→ **DIRECTIONS**: Report each line of the data that includes the word "大巴汽车等".

* BEGIN MATERIAL FOR THE TASK *

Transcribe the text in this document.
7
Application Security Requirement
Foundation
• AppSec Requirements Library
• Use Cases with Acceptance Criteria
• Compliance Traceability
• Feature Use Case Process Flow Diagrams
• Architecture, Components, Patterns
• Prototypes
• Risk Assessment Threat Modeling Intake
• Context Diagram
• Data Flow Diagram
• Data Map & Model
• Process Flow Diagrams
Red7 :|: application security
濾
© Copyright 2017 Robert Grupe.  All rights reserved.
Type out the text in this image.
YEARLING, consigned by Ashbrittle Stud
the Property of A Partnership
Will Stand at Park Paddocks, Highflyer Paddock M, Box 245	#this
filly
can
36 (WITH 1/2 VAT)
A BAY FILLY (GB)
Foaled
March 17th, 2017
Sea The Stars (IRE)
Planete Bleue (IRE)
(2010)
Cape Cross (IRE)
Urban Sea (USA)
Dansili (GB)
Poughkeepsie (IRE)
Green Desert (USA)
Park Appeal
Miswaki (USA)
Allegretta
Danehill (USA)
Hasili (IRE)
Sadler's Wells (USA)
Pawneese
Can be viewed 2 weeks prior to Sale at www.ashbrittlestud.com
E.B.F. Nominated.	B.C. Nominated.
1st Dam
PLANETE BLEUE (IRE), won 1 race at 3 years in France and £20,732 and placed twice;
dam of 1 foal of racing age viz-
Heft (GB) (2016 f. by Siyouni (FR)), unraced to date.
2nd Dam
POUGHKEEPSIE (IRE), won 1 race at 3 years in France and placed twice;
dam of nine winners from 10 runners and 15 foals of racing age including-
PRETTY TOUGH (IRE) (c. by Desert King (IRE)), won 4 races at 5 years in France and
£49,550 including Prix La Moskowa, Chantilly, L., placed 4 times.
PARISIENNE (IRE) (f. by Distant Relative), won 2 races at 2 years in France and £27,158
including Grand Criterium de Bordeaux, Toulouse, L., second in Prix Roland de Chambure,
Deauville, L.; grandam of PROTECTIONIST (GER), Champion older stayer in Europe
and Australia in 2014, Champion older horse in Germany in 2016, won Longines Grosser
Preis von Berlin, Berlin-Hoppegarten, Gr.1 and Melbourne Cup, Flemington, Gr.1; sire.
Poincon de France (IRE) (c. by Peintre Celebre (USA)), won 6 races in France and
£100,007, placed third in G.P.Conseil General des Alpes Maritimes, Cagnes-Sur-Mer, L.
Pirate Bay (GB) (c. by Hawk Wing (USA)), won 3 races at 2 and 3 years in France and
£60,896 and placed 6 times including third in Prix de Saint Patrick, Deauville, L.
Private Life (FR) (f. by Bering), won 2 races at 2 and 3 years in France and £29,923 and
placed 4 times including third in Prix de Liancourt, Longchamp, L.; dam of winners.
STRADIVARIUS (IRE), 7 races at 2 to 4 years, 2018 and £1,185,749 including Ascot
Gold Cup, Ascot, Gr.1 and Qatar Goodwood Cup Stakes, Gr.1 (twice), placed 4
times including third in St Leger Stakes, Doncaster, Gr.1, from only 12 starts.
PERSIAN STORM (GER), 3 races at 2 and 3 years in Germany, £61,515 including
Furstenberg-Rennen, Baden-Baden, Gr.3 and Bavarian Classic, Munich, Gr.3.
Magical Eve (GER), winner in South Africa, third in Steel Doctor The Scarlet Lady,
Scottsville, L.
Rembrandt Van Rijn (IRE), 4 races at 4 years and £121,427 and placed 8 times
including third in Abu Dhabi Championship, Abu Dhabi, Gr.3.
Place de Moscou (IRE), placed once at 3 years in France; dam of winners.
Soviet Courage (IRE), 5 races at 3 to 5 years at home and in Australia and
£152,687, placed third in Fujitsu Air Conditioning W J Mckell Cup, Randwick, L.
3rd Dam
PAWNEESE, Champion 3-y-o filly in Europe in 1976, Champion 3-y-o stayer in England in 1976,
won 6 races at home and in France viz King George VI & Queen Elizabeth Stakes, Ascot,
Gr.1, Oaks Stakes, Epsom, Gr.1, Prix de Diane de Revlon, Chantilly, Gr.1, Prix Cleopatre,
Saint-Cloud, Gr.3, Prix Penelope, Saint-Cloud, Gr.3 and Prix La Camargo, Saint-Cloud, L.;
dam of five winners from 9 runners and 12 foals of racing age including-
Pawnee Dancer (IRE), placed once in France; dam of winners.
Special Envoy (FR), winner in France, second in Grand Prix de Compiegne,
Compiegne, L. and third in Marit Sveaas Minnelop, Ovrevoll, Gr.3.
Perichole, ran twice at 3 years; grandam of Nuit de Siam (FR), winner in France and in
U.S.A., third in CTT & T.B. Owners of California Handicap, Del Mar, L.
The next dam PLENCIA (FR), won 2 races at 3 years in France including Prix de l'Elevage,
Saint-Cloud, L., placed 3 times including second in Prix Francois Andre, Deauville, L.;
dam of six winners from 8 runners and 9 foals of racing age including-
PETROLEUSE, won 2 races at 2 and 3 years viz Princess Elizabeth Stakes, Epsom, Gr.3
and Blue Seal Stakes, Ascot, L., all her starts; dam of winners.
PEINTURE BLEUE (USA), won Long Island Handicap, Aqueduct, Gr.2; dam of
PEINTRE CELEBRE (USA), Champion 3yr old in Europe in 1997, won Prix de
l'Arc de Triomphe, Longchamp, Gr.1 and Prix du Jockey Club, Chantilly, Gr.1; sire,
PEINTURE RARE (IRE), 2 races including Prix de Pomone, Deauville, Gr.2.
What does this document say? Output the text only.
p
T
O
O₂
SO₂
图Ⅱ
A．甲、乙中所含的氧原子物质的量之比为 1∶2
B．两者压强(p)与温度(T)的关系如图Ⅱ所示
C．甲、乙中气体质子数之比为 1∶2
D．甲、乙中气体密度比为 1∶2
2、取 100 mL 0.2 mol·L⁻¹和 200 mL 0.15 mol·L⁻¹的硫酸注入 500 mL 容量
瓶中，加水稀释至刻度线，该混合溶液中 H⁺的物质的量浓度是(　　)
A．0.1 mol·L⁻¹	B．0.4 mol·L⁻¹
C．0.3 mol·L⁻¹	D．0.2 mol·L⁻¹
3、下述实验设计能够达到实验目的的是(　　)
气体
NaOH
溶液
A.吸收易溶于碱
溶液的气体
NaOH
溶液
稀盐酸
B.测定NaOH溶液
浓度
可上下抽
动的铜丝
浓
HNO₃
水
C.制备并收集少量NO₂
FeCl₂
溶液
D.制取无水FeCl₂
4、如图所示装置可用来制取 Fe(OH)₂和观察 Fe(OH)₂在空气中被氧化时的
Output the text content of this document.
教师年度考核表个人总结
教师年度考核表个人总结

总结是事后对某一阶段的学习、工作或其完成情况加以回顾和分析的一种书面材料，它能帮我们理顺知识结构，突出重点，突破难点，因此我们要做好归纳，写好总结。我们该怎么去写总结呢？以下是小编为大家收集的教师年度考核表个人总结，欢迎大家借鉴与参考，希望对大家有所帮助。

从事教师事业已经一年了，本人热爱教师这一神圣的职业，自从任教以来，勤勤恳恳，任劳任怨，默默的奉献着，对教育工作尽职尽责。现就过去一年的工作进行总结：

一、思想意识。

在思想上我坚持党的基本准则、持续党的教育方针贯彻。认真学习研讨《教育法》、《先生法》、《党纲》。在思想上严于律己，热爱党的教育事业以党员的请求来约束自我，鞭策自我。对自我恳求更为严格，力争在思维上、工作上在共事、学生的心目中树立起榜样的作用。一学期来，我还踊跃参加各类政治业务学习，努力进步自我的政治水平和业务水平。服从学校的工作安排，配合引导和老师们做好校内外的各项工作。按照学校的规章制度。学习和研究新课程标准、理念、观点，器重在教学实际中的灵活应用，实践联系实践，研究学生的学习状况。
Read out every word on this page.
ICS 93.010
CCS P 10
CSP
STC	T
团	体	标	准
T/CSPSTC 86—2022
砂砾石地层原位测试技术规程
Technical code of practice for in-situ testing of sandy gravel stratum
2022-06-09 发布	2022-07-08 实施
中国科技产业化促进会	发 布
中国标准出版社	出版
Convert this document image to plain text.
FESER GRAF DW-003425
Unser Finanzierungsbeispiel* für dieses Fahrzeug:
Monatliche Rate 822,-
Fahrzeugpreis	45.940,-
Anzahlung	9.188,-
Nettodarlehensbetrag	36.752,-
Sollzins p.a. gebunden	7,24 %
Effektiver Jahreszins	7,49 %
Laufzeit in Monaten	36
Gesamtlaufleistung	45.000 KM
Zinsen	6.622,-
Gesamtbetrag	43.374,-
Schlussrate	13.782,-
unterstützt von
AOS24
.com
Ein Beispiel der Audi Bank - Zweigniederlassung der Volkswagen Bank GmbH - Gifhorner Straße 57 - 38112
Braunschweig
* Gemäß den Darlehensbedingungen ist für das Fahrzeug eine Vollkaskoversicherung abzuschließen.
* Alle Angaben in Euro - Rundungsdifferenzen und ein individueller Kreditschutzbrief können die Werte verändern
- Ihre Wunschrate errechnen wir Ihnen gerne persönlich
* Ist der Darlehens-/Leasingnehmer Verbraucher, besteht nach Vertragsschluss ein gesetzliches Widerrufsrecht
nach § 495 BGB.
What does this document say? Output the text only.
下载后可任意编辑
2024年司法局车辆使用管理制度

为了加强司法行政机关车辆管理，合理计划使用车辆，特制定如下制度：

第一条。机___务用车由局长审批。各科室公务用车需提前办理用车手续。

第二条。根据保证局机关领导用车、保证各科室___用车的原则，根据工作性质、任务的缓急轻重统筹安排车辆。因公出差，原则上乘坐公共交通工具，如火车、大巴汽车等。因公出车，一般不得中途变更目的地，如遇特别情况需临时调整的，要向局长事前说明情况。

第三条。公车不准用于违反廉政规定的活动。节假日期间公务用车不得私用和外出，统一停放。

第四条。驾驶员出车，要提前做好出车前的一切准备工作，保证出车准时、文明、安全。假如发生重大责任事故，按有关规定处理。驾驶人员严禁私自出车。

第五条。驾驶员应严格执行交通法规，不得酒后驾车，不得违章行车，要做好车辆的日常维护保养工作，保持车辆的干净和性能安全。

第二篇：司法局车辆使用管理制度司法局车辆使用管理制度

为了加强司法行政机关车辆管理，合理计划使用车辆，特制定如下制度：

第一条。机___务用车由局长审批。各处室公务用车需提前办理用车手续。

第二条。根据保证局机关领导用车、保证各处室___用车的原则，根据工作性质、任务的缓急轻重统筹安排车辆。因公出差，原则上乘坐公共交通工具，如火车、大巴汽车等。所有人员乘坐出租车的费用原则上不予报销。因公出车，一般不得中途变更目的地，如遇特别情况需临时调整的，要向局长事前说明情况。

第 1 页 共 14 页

* END MATERIAL FOR THE TASK *

→ **SOLUTION TO THIS PROBLEM**:
第二条。根据保证局机关领导用车、保证各科室___用车的原则，根据工作性质、任务的缓急轻重统筹安排车辆。因公出差，原则上乘坐公共交通工具，如火车、大巴汽车等。因公出车，一般不得中途变更目的地，如遇特别情况需临时调整的，要向局长事前说明情况。
第二条。根据保证局机关领导用车、保证各处室___用车的原则，根据工作性质、任务的缓急轻重统筹安排车辆。因公出差，原则上乘坐公共交通工具，如火车、大巴汽车等。所有人员乘坐出租车的费用原则上不予报销。因公出车，一般不得中途变更目的地，如遇特别情况需临时调整的，要向局长事前说明情况。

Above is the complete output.